■ **Work to complete**:
From the records below, extract all the text exactly and leave the images behind.

● ● ● ●

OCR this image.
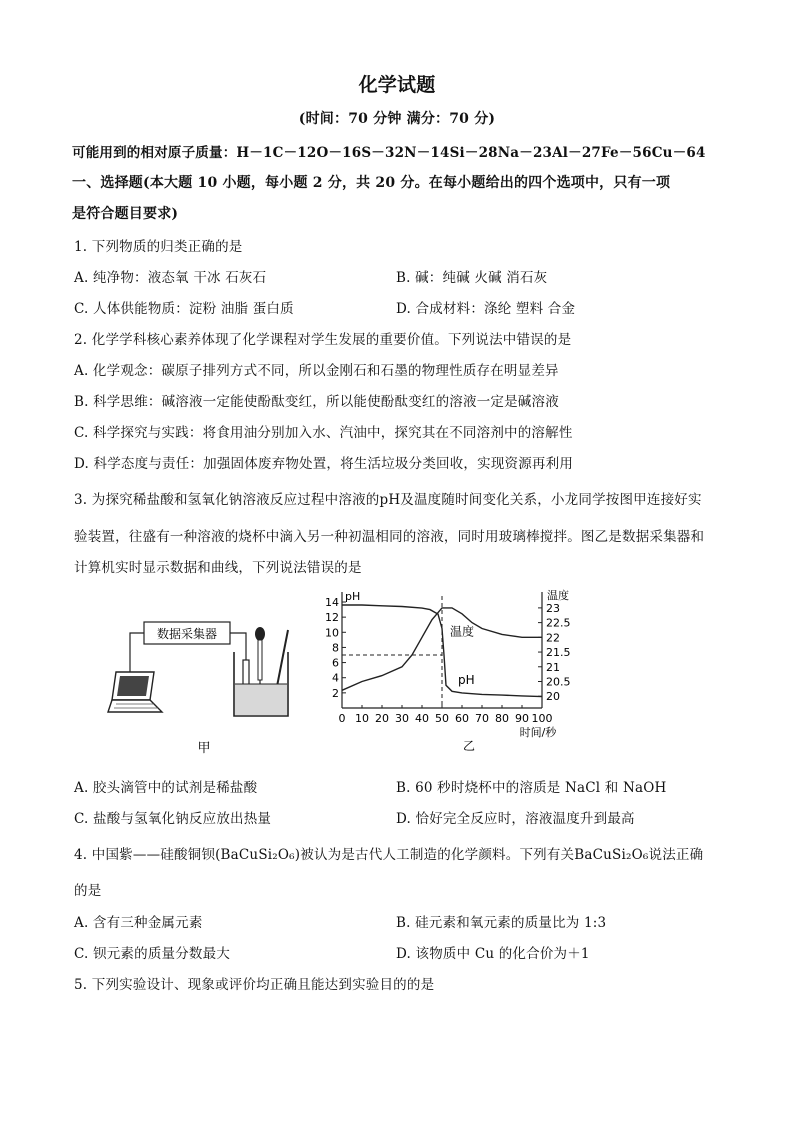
化学试题
(时间：70 分钟 满分：70 分)
可能用到的相对原子质量：H－1C－12O－16S－32N－14Si－28Na－23Al－27Fe－56Cu－64
一、选择题(本大题 10 小题，每小题 2 分，共 20 分。在每小题给出的四个选项中，只有一项
是符合题目要求)
1. 下列物质的归类正确的是
A. 纯净物：液态氧 干冰 石灰石	B. 碱：纯碱 火碱 消石灰
C. 人体供能物质：淀粉 油脂 蛋白质	D. 合成材料：涤纶 塑料 合金
2. 化学学科核心素养体现了化学课程对学生发展的重要价值。下列说法中错误的是
A. 化学观念：碳原子排列方式不同，所以金刚石和石墨的物理性质存在明显差异
B. 科学思维：碱溶液一定能使酚酞变红，所以能使酚酞变红的溶液一定是碱溶液
C. 科学探究与实践：将食用油分别加入水、汽油中，探究其在不同溶剂中的溶解性
D. 科学态度与责任：加强固体废弃物处置，将生活垃圾分类回收，实现资源再利用
3. 为探究稀盐酸和氢氧化钠溶液反应过程中溶液的pH及温度随时间变化关系，小龙同学按图甲连接好实
验装置，往盛有一种溶液的烧杯中滴入另一种初温相同的溶液，同时用玻璃棒搅拌。图乙是数据采集器和
计算机实时显示数据和曲线，下列说法错误的是
数据采集器
甲
pH	温度
2
4
6
8
10
12
14
20
20.5
21
21.5
22
22.5
23
0 10 20 30 40 50 60 70 80 90 100
时间/秒
温度
pH
乙
A. 胶头滴管中的试剂是稀盐酸	B. 60 秒时烧杯中的溶质是 NaCl 和 NaOH
C. 盐酸与氢氧化钠反应放出热量	D. 恰好完全反应时，溶液温度升到最高
4. 中国紫——硅酸铜钡(BaCuSi₂O₆)被认为是古代人工制造的化学颜料。下列有关BaCuSi₂O₆说法正确
的是
A. 含有三种金属元素	B. 硅元素和氧元素的质量比为 1:3
C. 钡元素的质量分数最大	D. 该物质中 Cu 的化合价为＋1
5. 下列实验设计、现象或评价均正确且能达到实验目的的是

● ● ● ●

■ **Result**:
OCR this image.
化学试题
(时间：70 分钟 满分：70 分)
可能用到的相对原子质量：H－1C－12O－16S－32N－14Si－28Na－23Al－27Fe－56Cu－64
一、选择题(本大题 10 小题，每小题 2 分，共 20 分。在每小题给出的四个选项中，只有一项
是符合题目要求)
1. 下列物质的归类正确的是
A. 纯净物：液态氧 干冰 石灰石	B. 碱：纯碱 火碱 消石灰
C. 人体供能物质：淀粉 油脂 蛋白质	D. 合成材料：涤纶 塑料 合金
2. 化学学科核心素养体现了化学课程对学生发展的重要价值。下列说法中错误的是
A. 化学观念：碳原子排列方式不同，所以金刚石和石墨的物理性质存在明显差异
B. 科学思维：碱溶液一定能使酚酞变红，所以能使酚酞变红的溶液一定是碱溶液
C. 科学探究与实践：将食用油分别加入水、汽油中，探究其在不同溶剂中的溶解性
D. 科学态度与责任：加强固体废弃物处置，将生活垃圾分类回收，实现资源再利用
3. 为探究稀盐酸和氢氧化钠溶液反应过程中溶液的pH及温度随时间变化关系，小龙同学按图甲连接好实
验装置，往盛有一种溶液的烧杯中滴入另一种初温相同的溶液，同时用玻璃棒搅拌。图乙是数据采集器和
计算机实时显示数据和曲线，下列说法错误的是
数据采集器
甲
pH	温度
2
4
6
8
10
12
14
20
20.5
21
21.5
22
22.5
23
0 10 20 30 40 50 60 70 80 90 100
时间/秒
温度
pH
乙
A. 胶头滴管中的试剂是稀盐酸	B. 60 秒时烧杯中的溶质是 NaCl 和 NaOH
C. 盐酸与氢氧化钠反应放出热量	D. 恰好完全反应时，溶液温度升到最高
4. 中国紫——硅酸铜钡(BaCuSi₂O₆)被认为是古代人工制造的化学颜料。下列有关BaCuSi₂O₆说法正确
的是
A. 含有三种金属元素	B. 硅元素和氧元素的质量比为 1:3
C. 钡元素的质量分数最大	D. 该物质中 Cu 的化合价为＋1
5. 下列实验设计、现象或评价均正确且能达到实验目的的是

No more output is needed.